WHAT YOU ARE ASKED TO DO => Lines containing the string "disposiciones" are to be counted. Write only how many there are.

INPUT FOR THIS TASK =>
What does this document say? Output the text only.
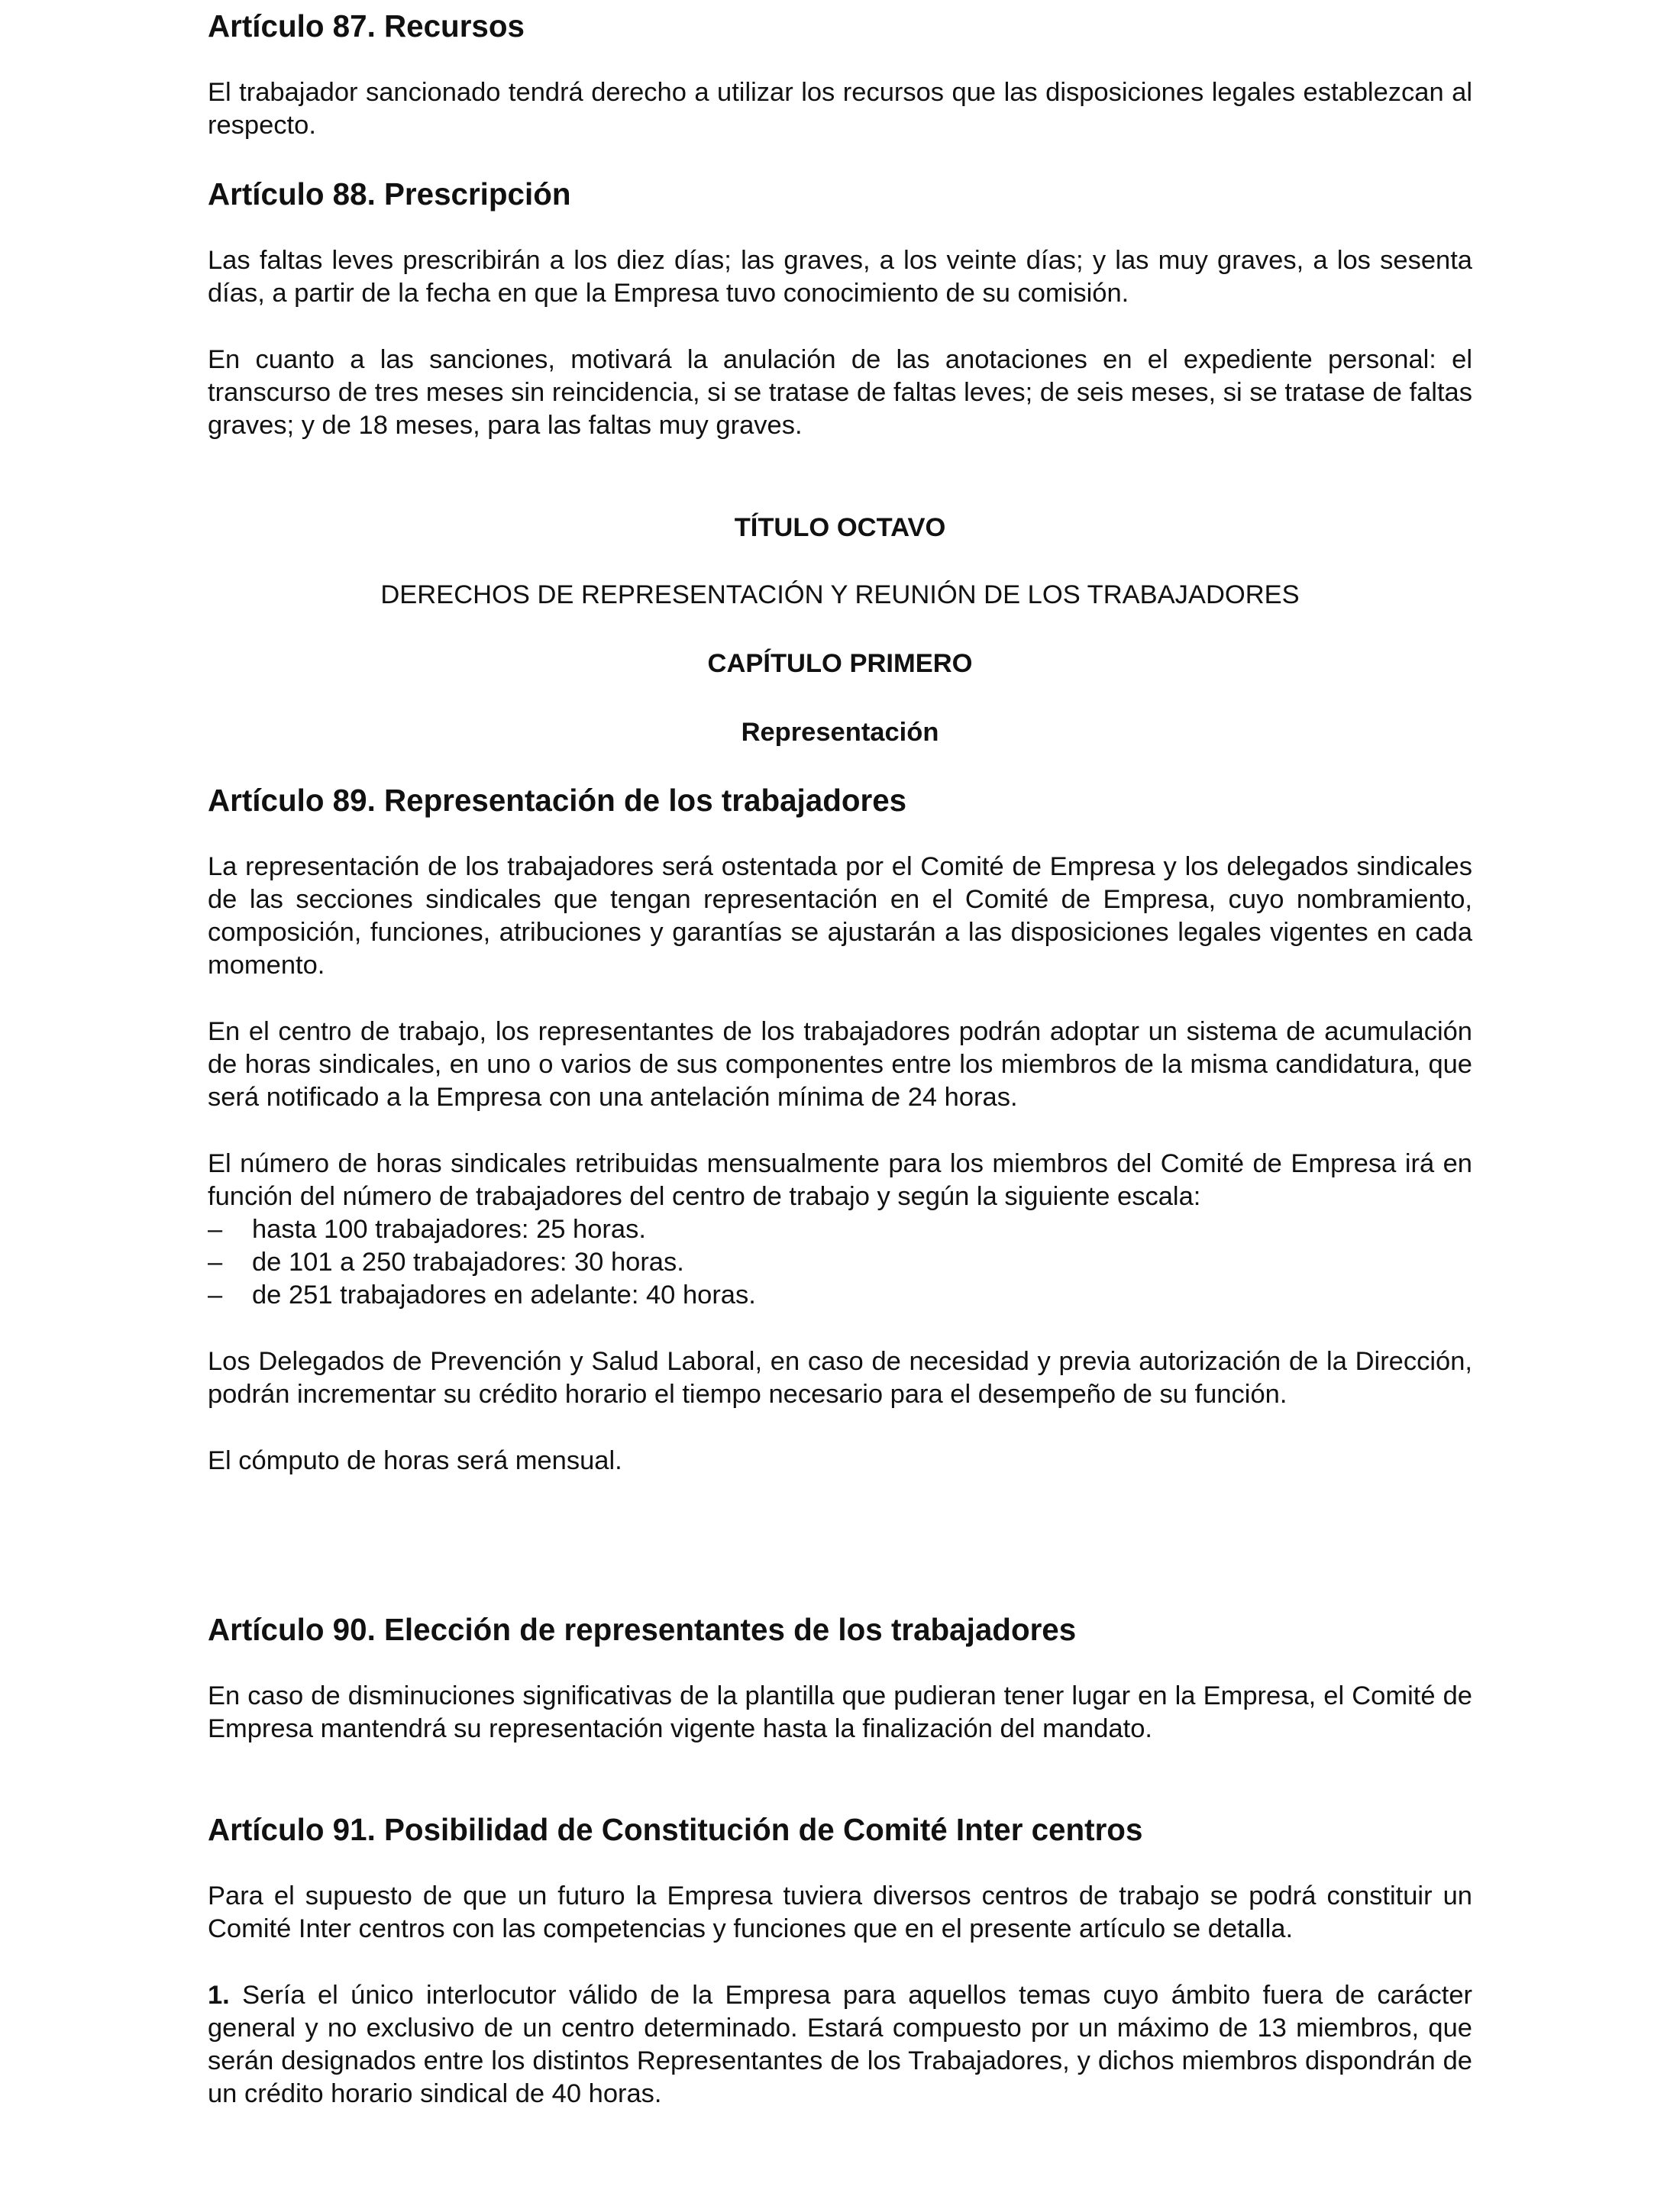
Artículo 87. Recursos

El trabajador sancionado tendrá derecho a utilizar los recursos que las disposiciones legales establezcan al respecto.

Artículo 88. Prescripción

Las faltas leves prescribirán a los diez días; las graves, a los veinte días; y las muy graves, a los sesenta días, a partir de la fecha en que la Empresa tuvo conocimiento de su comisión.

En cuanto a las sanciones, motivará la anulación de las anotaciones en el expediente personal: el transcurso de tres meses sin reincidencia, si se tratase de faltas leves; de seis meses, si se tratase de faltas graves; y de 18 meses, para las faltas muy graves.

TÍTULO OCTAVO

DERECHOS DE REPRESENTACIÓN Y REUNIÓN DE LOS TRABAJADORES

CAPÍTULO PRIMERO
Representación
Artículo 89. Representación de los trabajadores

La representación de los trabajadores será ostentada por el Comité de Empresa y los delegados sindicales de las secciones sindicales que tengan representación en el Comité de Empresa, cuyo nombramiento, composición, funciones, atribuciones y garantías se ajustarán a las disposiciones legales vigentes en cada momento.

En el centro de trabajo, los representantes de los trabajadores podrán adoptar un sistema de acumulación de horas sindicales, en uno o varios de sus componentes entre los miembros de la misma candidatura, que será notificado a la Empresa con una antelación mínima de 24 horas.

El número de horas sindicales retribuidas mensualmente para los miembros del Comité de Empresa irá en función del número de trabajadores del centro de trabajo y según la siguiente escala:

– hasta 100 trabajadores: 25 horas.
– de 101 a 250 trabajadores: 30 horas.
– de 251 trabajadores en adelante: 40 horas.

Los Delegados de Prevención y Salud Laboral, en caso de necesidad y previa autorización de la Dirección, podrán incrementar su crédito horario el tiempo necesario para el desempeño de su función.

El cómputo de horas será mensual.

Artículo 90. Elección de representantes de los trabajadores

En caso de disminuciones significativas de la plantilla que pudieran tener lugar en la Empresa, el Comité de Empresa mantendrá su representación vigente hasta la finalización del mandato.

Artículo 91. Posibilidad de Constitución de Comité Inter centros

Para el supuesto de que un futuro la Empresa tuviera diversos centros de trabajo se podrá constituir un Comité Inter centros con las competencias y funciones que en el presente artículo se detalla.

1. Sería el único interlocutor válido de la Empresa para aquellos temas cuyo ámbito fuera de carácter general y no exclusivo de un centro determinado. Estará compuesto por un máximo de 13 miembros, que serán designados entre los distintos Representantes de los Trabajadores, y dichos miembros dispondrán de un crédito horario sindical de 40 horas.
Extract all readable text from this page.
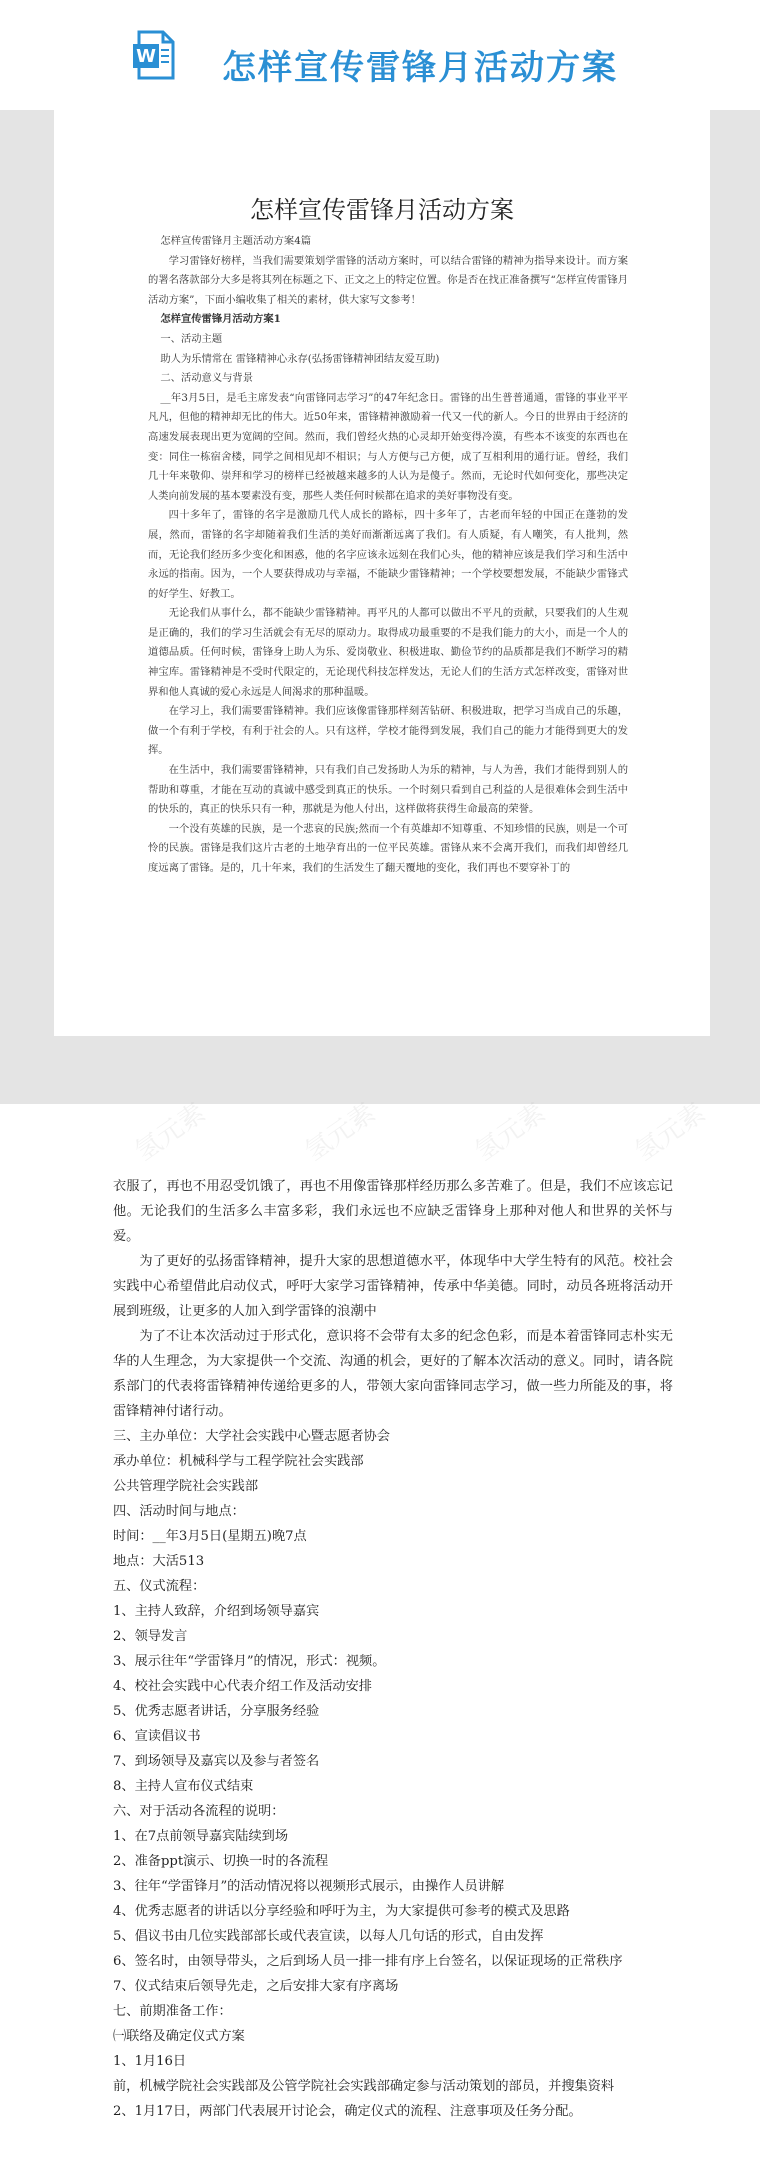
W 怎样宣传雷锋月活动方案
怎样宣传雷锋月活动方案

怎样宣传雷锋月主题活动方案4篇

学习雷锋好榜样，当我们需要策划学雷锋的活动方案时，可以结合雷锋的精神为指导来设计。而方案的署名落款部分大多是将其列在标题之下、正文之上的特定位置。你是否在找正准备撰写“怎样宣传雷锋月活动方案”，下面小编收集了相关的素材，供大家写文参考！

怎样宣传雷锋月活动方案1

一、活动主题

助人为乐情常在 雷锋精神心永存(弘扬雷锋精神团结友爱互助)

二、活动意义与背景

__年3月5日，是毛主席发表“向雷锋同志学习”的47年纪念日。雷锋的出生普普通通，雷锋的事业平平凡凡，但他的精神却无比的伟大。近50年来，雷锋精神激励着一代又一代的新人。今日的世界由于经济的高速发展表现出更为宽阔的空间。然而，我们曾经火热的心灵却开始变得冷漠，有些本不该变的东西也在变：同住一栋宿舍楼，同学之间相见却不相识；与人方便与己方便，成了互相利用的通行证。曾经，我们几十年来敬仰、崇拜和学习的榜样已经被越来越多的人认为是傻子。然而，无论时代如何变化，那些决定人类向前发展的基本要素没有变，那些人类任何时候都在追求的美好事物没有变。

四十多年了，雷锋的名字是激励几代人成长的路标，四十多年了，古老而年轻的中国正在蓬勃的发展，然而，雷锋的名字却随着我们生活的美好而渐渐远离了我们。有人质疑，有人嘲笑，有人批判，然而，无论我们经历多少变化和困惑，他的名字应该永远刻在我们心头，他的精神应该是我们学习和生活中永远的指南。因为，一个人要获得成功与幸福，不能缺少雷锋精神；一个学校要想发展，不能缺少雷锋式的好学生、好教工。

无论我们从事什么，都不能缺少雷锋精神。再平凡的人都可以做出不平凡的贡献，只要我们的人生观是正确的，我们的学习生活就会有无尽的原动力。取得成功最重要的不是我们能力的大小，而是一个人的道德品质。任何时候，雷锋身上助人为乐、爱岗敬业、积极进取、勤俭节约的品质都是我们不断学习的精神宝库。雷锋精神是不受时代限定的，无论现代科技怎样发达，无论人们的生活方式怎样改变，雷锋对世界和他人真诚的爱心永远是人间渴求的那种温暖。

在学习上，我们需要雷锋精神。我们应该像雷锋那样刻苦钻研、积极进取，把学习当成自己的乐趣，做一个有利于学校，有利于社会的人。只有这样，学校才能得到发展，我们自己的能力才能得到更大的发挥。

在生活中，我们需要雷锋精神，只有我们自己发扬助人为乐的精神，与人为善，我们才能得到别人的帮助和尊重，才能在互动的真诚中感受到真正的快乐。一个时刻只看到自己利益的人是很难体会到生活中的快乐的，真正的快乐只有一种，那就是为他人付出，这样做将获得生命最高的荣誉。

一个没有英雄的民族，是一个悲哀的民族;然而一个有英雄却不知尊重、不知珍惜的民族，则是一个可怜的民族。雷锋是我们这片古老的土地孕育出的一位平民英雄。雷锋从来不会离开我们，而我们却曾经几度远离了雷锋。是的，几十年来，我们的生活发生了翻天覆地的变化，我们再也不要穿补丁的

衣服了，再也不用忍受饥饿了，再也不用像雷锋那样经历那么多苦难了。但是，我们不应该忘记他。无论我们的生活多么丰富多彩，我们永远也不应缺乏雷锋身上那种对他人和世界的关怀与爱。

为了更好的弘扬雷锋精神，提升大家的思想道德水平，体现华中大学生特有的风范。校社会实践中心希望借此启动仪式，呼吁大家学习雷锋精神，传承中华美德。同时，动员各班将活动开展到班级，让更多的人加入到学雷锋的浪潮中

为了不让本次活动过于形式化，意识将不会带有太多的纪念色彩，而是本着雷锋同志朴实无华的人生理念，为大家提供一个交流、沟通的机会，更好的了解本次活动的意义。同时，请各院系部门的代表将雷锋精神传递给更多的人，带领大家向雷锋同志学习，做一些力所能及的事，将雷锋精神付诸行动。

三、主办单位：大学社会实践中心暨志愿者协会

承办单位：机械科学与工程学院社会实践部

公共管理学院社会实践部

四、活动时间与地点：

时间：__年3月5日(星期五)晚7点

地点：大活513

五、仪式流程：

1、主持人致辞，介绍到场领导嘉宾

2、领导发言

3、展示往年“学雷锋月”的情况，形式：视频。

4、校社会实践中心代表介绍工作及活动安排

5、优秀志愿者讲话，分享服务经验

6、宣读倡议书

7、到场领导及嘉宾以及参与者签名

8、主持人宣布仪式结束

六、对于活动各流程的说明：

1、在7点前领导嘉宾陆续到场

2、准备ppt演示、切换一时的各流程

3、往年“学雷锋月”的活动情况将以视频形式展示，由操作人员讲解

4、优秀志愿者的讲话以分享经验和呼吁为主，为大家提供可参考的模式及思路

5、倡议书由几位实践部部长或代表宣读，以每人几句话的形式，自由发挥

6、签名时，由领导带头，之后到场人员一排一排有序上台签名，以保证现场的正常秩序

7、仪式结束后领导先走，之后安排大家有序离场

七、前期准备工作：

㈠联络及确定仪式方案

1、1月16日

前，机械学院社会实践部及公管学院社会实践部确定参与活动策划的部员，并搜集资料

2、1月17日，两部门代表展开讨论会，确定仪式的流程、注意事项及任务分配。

ANSWER TO THE TASK => 2